═══ Provided information ═══
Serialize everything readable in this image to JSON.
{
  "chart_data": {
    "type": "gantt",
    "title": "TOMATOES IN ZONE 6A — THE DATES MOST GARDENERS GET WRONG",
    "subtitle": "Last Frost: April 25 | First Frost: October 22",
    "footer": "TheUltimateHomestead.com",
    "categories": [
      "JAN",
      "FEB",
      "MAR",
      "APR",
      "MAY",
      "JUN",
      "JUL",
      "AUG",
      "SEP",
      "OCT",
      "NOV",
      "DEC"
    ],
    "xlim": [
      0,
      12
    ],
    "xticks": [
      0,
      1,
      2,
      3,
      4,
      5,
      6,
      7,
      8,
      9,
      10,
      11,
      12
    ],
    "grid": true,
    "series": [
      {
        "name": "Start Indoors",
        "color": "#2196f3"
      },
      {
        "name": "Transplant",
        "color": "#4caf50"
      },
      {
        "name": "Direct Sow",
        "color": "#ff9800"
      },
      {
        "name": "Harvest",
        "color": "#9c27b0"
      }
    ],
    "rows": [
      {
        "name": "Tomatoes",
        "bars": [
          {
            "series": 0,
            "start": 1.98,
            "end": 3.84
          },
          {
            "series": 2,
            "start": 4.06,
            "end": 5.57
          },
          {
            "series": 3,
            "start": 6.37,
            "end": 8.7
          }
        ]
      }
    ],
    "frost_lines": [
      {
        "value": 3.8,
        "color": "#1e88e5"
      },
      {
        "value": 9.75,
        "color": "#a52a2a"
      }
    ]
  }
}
═══
### Task brief:
Nothing should be left out: repeat all of the data exactly.

### Solution to this exercise:
Serialize everything readable in this image to JSON.
{
  "chart_data": {
    "type": "gantt",
    "title": "TOMATOES IN ZONE 6A — THE DATES MOST GARDENERS GET WRONG",
    "subtitle": "Last Frost: April 25 | First Frost: October 22",
    "footer": "TheUltimateHomestead.com",
    "categories": [
      "JAN",
      "FEB",
      "MAR",
      "APR",
      "MAY",
      "JUN",
      "JUL",
      "AUG",
      "SEP",
      "OCT",
      "NOV",
      "DEC"
    ],
    "xlim": [
      0,
      12
    ],
    "xticks": [
      0,
      1,
      2,
      3,
      4,
      5,
      6,
      7,
      8,
      9,
      10,
      11,
      12
    ],
    "grid": true,
    "series": [
      {
        "name": "Start Indoors",
        "color": "#2196f3"
      },
      {
        "name": "Transplant",
        "color": "#4caf50"
      },
      {
        "name": "Direct Sow",
        "color": "#ff9800"
      },
      {
        "name": "Harvest",
        "color": "#9c27b0"
      }
    ],
    "rows": [
      {
        "name": "Tomatoes",
        "bars": [
          {
            "series": 0,
            "start": 1.98,
            "end": 3.84
          },
          {
            "series": 2,
            "start": 4.06,
            "end": 5.57
          },
          {
            "series": 3,
            "start": 6.37,
            "end": 8.7
          }
        ]
      }
    ],
    "frost_lines": [
      {
        "value": 3.8,
        "color": "#1e88e5"
      },
      {
        "value": 9.75,
        "color": "#a52a2a"
      }
    ]
  }
}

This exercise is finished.